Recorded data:
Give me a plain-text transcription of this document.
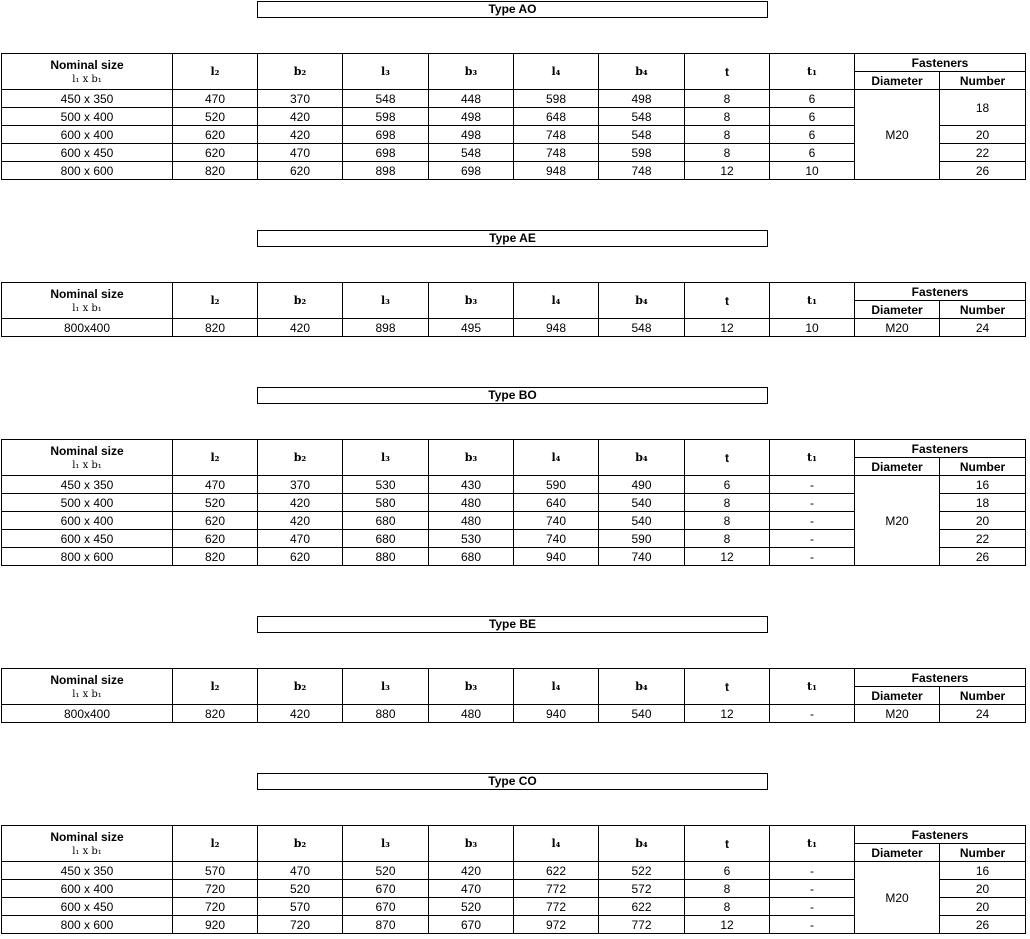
Type AO
Nominal size
l₁ x b₁	l₂	b₂	l₃	b₃	l₄	b₄	t	t₁	Fasteners	
									Diameter	Number
450 x 350	470	370	548	448	598	498	8	6	M20	18
500 x 400	520	420	598	498	648	548	8	6		
600 x 400	620	420	698	498	748	548	8	6		20
600 x 450	620	470	698	548	748	598	8	6		22
800 x 600	820	620	898	698	948	748	12	10		26
Type AE
Nominal size
l₁ x b₁	l₂	b₂	l₃	b₃	l₄	b₄	t	t₁	Fasteners	
									Diameter	Number
800x400	820	420	898	495	948	548	12	10	M20	24
Type BO
Nominal size
l₁ x b₁	l₂	b₂	l₃	b₃	l₄	b₄	t	t₁	Fasteners	
									Diameter	Number
450 x 350	470	370	530	430	590	490	6	-	M20	16
500 x 400	520	420	580	480	640	540	8	-		18
600 x 400	620	420	680	480	740	540	8	-		20
600 x 450	620	470	680	530	740	590	8	-		22
800 x 600	820	620	880	680	940	740	12	-		26
Type BE
Nominal size
l₁ x b₁	l₂	b₂	l₃	b₃	l₄	b₄	t	t₁	Fasteners	
									Diameter	Number
800x400	820	420	880	480	940	540	12	-	M20	24
Type CO
Nominal size
l₁ x b₁	l₂	b₂	l₃	b₃	l₄	b₄	t	t₁	Fasteners	
									Diameter	Number
450 x 350	570	470	520	420	622	522	6	-	M20	16
600 x 400	720	520	670	470	772	572	8	-		20
600 x 450	720	570	670	520	772	622	8	-		20
800 x 600	920	720	870	670	972	772	12	-		26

■ **Your goal**: Write out every record above exactly as it stands, but leave out the pictures.

■ **Solved problem**:
Give me a plain-text transcription of this document.
Type AO
Nominal size
l₁ x b₁	l₂	b₂	l₃	b₃	l₄	b₄	t	t₁	Fasteners	
									Diameter	Number
450 x 350	470	370	548	448	598	498	8	6	M20	18
500 x 400	520	420	598	498	648	548	8	6		
600 x 400	620	420	698	498	748	548	8	6		20
600 x 450	620	470	698	548	748	598	8	6		22
800 x 600	820	620	898	698	948	748	12	10		26
Type AE
Nominal size
l₁ x b₁	l₂	b₂	l₃	b₃	l₄	b₄	t	t₁	Fasteners	
									Diameter	Number
800x400	820	420	898	495	948	548	12	10	M20	24
Type BO
Nominal size
l₁ x b₁	l₂	b₂	l₃	b₃	l₄	b₄	t	t₁	Fasteners	
									Diameter	Number
450 x 350	470	370	530	430	590	490	6	-	M20	16
500 x 400	520	420	580	480	640	540	8	-		18
600 x 400	620	420	680	480	740	540	8	-		20
600 x 450	620	470	680	530	740	590	8	-		22
800 x 600	820	620	880	680	940	740	12	-		26
Type BE
Nominal size
l₁ x b₁	l₂	b₂	l₃	b₃	l₄	b₄	t	t₁	Fasteners	
									Diameter	Number
800x400	820	420	880	480	940	540	12	-	M20	24
Type CO
Nominal size
l₁ x b₁	l₂	b₂	l₃	b₃	l₄	b₄	t	t₁	Fasteners	
									Diameter	Number
450 x 350	570	470	520	420	622	522	6	-	M20	16
600 x 400	720	520	670	470	772	572	8	-		20
600 x 450	720	570	670	520	772	622	8	-		20
800 x 600	920	720	870	670	972	772	12	-		26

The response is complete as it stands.